## START

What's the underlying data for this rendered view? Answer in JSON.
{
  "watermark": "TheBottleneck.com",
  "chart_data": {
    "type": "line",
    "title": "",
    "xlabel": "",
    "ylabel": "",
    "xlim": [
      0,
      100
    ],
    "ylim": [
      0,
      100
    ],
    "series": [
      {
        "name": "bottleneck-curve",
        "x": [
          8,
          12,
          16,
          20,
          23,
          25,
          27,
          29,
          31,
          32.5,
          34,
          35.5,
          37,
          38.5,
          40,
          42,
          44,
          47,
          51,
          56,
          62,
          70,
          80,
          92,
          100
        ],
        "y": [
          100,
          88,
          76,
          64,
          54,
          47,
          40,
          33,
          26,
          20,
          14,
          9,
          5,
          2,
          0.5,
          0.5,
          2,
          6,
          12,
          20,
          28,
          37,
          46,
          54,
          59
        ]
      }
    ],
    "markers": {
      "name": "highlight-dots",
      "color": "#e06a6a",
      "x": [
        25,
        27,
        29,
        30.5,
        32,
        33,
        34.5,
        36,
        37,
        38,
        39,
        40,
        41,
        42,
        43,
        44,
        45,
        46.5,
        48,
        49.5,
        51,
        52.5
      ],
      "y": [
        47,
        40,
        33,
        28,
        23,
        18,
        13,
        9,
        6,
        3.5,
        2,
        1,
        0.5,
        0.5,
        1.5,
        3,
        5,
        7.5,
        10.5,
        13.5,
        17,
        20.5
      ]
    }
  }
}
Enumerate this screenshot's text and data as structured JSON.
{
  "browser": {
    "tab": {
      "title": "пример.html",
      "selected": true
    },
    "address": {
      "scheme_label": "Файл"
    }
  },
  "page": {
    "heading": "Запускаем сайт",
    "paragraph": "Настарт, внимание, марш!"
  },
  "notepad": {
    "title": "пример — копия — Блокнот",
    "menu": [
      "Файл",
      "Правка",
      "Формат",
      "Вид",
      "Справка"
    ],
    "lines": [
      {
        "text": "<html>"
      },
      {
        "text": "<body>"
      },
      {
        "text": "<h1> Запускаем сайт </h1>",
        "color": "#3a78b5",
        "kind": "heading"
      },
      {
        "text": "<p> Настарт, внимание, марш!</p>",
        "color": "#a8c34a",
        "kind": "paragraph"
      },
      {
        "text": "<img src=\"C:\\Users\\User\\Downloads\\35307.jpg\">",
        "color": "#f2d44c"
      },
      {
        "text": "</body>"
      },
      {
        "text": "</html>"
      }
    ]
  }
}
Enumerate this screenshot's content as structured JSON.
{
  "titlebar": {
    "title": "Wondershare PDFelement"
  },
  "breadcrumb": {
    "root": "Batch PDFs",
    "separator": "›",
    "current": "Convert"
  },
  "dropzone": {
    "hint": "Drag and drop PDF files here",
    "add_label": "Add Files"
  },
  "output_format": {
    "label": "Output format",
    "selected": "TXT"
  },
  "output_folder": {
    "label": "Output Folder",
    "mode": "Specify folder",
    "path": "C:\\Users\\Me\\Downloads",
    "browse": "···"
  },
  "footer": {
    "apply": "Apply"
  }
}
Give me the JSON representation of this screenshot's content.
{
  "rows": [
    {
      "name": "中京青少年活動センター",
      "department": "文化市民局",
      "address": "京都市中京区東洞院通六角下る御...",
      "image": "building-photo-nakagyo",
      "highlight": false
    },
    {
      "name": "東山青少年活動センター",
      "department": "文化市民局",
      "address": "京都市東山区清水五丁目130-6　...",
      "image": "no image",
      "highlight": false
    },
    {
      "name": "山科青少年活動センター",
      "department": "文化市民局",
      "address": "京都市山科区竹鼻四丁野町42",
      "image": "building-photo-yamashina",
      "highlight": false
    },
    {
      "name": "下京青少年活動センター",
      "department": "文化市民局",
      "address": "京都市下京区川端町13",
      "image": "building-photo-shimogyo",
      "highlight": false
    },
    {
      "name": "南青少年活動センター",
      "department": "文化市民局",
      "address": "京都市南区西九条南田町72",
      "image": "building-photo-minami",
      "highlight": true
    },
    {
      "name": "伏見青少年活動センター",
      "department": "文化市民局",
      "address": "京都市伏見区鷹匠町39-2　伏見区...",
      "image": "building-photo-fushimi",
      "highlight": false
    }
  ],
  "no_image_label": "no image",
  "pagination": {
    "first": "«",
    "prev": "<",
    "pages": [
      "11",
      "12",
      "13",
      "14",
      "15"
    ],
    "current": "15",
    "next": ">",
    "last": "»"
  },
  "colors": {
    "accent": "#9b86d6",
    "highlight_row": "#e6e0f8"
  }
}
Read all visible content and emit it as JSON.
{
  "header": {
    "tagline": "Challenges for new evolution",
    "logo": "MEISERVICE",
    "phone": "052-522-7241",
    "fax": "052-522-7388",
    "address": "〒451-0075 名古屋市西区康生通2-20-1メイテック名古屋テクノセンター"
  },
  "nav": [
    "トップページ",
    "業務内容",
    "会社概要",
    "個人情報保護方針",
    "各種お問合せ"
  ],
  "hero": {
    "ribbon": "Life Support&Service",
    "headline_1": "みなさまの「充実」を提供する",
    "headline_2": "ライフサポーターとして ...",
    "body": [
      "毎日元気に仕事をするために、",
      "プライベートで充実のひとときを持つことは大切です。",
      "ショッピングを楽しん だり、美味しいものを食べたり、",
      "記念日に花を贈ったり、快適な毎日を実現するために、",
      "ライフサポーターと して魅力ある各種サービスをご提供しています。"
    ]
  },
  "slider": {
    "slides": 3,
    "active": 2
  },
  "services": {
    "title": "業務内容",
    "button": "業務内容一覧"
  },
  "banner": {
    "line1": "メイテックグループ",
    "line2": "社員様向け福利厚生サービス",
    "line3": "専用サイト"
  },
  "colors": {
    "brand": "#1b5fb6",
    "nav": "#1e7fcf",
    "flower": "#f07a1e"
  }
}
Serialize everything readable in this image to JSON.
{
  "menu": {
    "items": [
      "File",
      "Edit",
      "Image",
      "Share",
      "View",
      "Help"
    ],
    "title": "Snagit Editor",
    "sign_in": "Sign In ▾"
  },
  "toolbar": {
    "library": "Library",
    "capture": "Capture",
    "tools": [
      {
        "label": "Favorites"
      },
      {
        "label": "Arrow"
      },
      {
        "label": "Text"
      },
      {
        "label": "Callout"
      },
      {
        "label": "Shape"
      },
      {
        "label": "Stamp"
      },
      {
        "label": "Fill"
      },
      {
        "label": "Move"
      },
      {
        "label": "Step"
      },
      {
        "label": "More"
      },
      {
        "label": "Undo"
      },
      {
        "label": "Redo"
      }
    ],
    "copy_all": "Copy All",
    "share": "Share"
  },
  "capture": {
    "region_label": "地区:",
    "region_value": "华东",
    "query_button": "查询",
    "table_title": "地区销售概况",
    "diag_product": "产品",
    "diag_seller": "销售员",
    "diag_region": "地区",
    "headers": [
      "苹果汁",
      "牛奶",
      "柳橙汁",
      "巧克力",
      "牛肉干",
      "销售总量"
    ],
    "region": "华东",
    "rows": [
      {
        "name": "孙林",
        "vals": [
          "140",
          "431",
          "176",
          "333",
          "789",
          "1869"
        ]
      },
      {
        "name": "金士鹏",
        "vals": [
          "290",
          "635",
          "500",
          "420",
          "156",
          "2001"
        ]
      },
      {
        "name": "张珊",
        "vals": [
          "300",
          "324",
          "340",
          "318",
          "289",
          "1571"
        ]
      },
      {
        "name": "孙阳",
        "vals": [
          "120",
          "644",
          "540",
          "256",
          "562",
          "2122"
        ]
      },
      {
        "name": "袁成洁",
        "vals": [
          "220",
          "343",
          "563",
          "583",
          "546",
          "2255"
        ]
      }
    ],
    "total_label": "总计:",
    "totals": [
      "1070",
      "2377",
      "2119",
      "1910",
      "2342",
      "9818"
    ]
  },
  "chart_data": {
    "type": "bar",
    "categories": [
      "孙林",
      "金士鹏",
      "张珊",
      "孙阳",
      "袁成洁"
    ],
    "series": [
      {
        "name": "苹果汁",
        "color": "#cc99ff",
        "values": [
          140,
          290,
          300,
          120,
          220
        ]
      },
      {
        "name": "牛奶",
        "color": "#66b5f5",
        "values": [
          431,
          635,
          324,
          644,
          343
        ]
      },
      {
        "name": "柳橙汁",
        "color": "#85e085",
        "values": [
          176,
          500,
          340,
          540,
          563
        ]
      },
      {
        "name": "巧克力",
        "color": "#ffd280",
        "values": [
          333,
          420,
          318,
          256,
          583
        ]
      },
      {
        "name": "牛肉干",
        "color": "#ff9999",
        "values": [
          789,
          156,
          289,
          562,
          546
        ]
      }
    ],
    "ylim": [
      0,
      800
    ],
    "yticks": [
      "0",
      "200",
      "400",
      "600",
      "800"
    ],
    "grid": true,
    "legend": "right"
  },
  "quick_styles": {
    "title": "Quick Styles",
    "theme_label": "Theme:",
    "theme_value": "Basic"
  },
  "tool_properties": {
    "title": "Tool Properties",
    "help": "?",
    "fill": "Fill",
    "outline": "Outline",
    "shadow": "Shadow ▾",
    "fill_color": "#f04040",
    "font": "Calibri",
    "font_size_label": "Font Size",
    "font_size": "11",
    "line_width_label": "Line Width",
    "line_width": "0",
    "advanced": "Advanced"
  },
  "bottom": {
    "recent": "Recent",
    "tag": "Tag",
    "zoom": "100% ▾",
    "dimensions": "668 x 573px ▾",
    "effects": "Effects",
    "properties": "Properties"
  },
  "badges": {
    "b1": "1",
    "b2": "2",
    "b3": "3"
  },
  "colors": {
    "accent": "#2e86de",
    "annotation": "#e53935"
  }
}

## END

Exercise task - Tell how many lines include "screenshot". The number is the whole answer.

Solution below - 3